Copy the records below word for word, leaving out the pictures.

[Records from a collection]
□ □ □ □ □

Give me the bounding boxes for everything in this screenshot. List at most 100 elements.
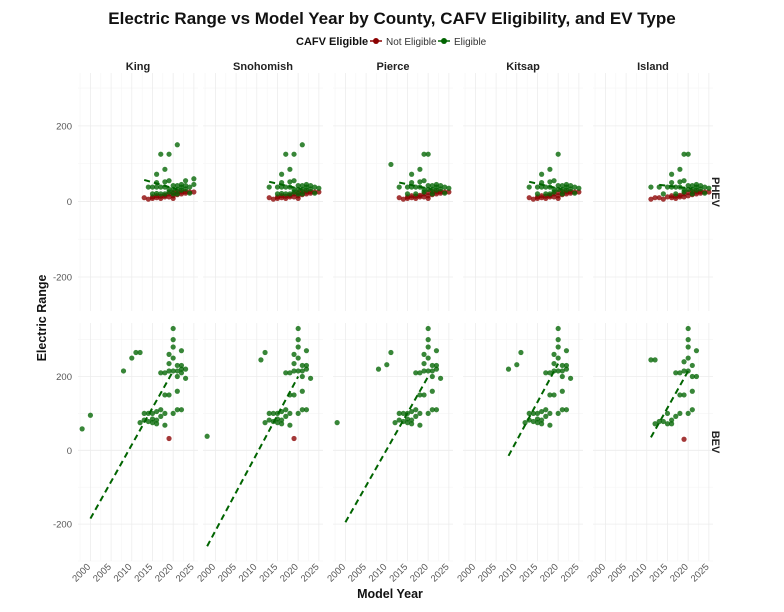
point-eligible <box>154 171 160 177</box>
point-eligible <box>291 351 297 357</box>
point-eligible <box>567 182 574 189</box>
point-eligible <box>652 357 658 363</box>
point-eligible <box>295 337 301 343</box>
point-eligible <box>547 392 553 398</box>
point-eligible <box>154 417 160 423</box>
point-eligible <box>404 184 411 190</box>
facet-label-kitsap: Kitsap <box>506 61 540 73</box>
point-eligible <box>170 191 176 197</box>
legend-title: CAFV Eligible <box>296 36 368 48</box>
legend-key-dot <box>373 38 379 44</box>
point-eligible <box>283 370 289 376</box>
point-eligible <box>555 151 561 157</box>
x-tick-label: 2020 <box>538 562 561 585</box>
point-eligible <box>178 348 185 354</box>
panel-island-phev <box>593 73 713 311</box>
point-eligible <box>191 176 197 182</box>
legend-label: Eligible <box>454 37 487 48</box>
point-eligible <box>299 388 305 394</box>
point-not-eligible <box>316 189 322 195</box>
point-eligible <box>388 161 394 168</box>
point-eligible <box>166 351 172 357</box>
point-not-eligible <box>648 196 654 202</box>
point-eligible <box>174 182 180 189</box>
point-eligible <box>154 408 160 415</box>
point-eligible <box>413 413 419 419</box>
point-eligible <box>307 182 314 189</box>
point-eligible <box>295 182 301 189</box>
point-eligible <box>270 410 276 417</box>
point-eligible <box>425 337 431 343</box>
point-eligible <box>681 151 687 157</box>
y-tick-label: 200 <box>56 372 72 383</box>
point-eligible <box>283 191 289 197</box>
point-eligible <box>677 370 683 376</box>
x-axis-title: Model Year <box>357 587 423 601</box>
point-eligible <box>279 417 285 423</box>
panel-kitsap-bev <box>463 323 583 562</box>
point-eligible <box>669 171 675 177</box>
point-eligible <box>530 410 536 417</box>
x-tick-label: 2000 <box>325 562 348 585</box>
point-eligible <box>79 426 85 432</box>
point-eligible <box>685 151 691 157</box>
point-eligible <box>295 355 301 361</box>
legend-label: Not Eligible <box>386 37 437 48</box>
point-not-eligible <box>266 195 272 201</box>
point-eligible <box>656 418 662 425</box>
point-not-eligible <box>283 195 289 202</box>
facet-label-snohomish: Snohomish <box>233 61 293 73</box>
point-eligible <box>669 417 675 423</box>
point-eligible <box>446 185 452 191</box>
point-eligible <box>158 151 164 157</box>
point-eligible <box>266 410 272 417</box>
point-eligible <box>421 178 427 184</box>
point-eligible <box>291 360 297 367</box>
trend-line <box>659 183 693 190</box>
point-eligible <box>555 182 561 189</box>
point-eligible <box>162 392 168 398</box>
point-not-eligible <box>291 435 297 442</box>
point-eligible <box>279 190 285 197</box>
point-eligible <box>274 184 281 190</box>
point-eligible <box>702 190 708 196</box>
point-eligible <box>563 348 570 354</box>
point-eligible <box>425 182 431 189</box>
point-eligible <box>303 348 310 354</box>
point-eligible <box>522 420 528 426</box>
point-eligible <box>404 191 411 197</box>
point-eligible <box>681 368 687 374</box>
point-eligible <box>295 191 301 197</box>
point-eligible <box>396 410 402 417</box>
point-eligible <box>133 349 139 356</box>
point-not-eligible <box>706 189 712 195</box>
point-eligible <box>404 420 411 426</box>
x-tick-label: 2000 <box>585 562 608 585</box>
point-eligible <box>551 360 557 367</box>
point-eligible <box>681 392 687 398</box>
point-eligible <box>673 191 679 197</box>
x-tick-label: 2025 <box>299 562 322 585</box>
point-eligible <box>262 420 268 426</box>
x-tick-label: 2010 <box>627 562 650 585</box>
x-tick-label: 2025 <box>429 562 452 585</box>
point-eligible <box>178 407 185 413</box>
point-not-eligible <box>446 189 452 195</box>
point-eligible <box>559 191 565 197</box>
point-eligible <box>187 190 193 196</box>
point-eligible <box>295 410 301 417</box>
point-eligible <box>409 408 415 415</box>
x-tick-label: 2000 <box>70 562 93 585</box>
x-tick-label: 2005 <box>476 562 499 585</box>
point-eligible <box>421 360 427 367</box>
x-tick-label: 2010 <box>367 562 390 585</box>
point-eligible <box>437 182 444 189</box>
point-eligible <box>162 166 168 172</box>
facet-label-phev: PHEV <box>709 177 721 208</box>
point-not-eligible <box>170 195 176 202</box>
point-eligible <box>170 355 176 361</box>
point-eligible <box>689 388 695 394</box>
panel-king-bev <box>78 323 198 562</box>
point-eligible <box>534 416 541 422</box>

□ □ □ □ □

> Complete output
Give me the bounding boxes for everything in this screenshot. List at most 100 elements.
point-eligible <box>154 171 160 177</box>
point-eligible <box>291 351 297 357</box>
point-eligible <box>567 182 574 189</box>
point-eligible <box>652 357 658 363</box>
point-eligible <box>295 337 301 343</box>
point-eligible <box>547 392 553 398</box>
point-eligible <box>154 417 160 423</box>
point-eligible <box>404 184 411 190</box>
facet-label-kitsap: Kitsap <box>506 61 540 73</box>
point-eligible <box>170 191 176 197</box>
legend-title: CAFV Eligible <box>296 36 368 48</box>
legend-key-dot <box>373 38 379 44</box>
point-eligible <box>283 370 289 376</box>
point-eligible <box>555 151 561 157</box>
x-tick-label: 2020 <box>538 562 561 585</box>
point-eligible <box>178 348 185 354</box>
panel-island-phev <box>593 73 713 311</box>
point-eligible <box>191 176 197 182</box>
legend-label: Eligible <box>454 37 487 48</box>
point-eligible <box>299 388 305 394</box>
point-not-eligible <box>316 189 322 195</box>
point-eligible <box>388 161 394 168</box>
point-eligible <box>166 351 172 357</box>
point-not-eligible <box>648 196 654 202</box>
point-eligible <box>174 182 180 189</box>
point-eligible <box>154 408 160 415</box>
point-eligible <box>413 413 419 419</box>
point-eligible <box>307 182 314 189</box>
point-eligible <box>295 182 301 189</box>
point-eligible <box>270 410 276 417</box>
point-eligible <box>425 337 431 343</box>
point-eligible <box>681 151 687 157</box>
y-tick-label: 200 <box>56 372 72 383</box>
point-eligible <box>283 191 289 197</box>
point-eligible <box>677 370 683 376</box>
x-axis-title: Model Year <box>357 587 423 601</box>
point-eligible <box>279 417 285 423</box>
panel-kitsap-bev <box>463 323 583 562</box>
point-eligible <box>669 171 675 177</box>
point-eligible <box>530 410 536 417</box>
x-tick-label: 2000 <box>325 562 348 585</box>
point-eligible <box>79 426 85 432</box>
point-eligible <box>685 151 691 157</box>
point-eligible <box>295 355 301 361</box>
legend-label: Not Eligible <box>386 37 437 48</box>
point-not-eligible <box>266 195 272 201</box>
point-eligible <box>656 418 662 425</box>
point-not-eligible <box>283 195 289 202</box>
facet-label-snohomish: Snohomish <box>233 61 293 73</box>
point-eligible <box>669 417 675 423</box>
point-eligible <box>446 185 452 191</box>
point-eligible <box>158 151 164 157</box>
point-eligible <box>266 410 272 417</box>
point-eligible <box>421 178 427 184</box>
point-eligible <box>291 360 297 367</box>
trend-line <box>659 183 693 190</box>
point-eligible <box>555 182 561 189</box>
point-eligible <box>162 392 168 398</box>
point-not-eligible <box>291 435 297 442</box>
point-eligible <box>279 190 285 197</box>
point-eligible <box>274 184 281 190</box>
point-eligible <box>702 190 708 196</box>
point-eligible <box>563 348 570 354</box>
point-eligible <box>425 182 431 189</box>
point-eligible <box>303 348 310 354</box>
point-eligible <box>522 420 528 426</box>
point-eligible <box>404 191 411 197</box>
point-eligible <box>681 368 687 374</box>
point-eligible <box>295 191 301 197</box>
point-eligible <box>396 410 402 417</box>
point-eligible <box>133 349 139 356</box>
point-not-eligible <box>706 189 712 195</box>
point-eligible <box>404 420 411 426</box>
x-tick-label: 2000 <box>585 562 608 585</box>
point-eligible <box>551 360 557 367</box>
point-eligible <box>681 392 687 398</box>
point-eligible <box>673 191 679 197</box>
x-tick-label: 2025 <box>299 562 322 585</box>
point-eligible <box>262 420 268 426</box>
x-tick-label: 2010 <box>627 562 650 585</box>
x-tick-label: 2025 <box>429 562 452 585</box>
point-eligible <box>178 407 185 413</box>
point-not-eligible <box>446 189 452 195</box>
point-eligible <box>559 191 565 197</box>
point-eligible <box>187 190 193 196</box>
point-eligible <box>295 410 301 417</box>
point-eligible <box>409 408 415 415</box>
x-tick-label: 2000 <box>70 562 93 585</box>
x-tick-label: 2005 <box>476 562 499 585</box>
point-eligible <box>421 360 427 367</box>
x-tick-label: 2010 <box>367 562 390 585</box>
point-eligible <box>437 182 444 189</box>
point-eligible <box>162 166 168 172</box>
facet-label-phev: PHEV <box>709 177 721 208</box>
point-not-eligible <box>170 195 176 202</box>
point-eligible <box>170 355 176 361</box>
point-eligible <box>689 388 695 394</box>
panel-king-bev <box>78 323 198 562</box>
point-eligible <box>534 416 541 422</box>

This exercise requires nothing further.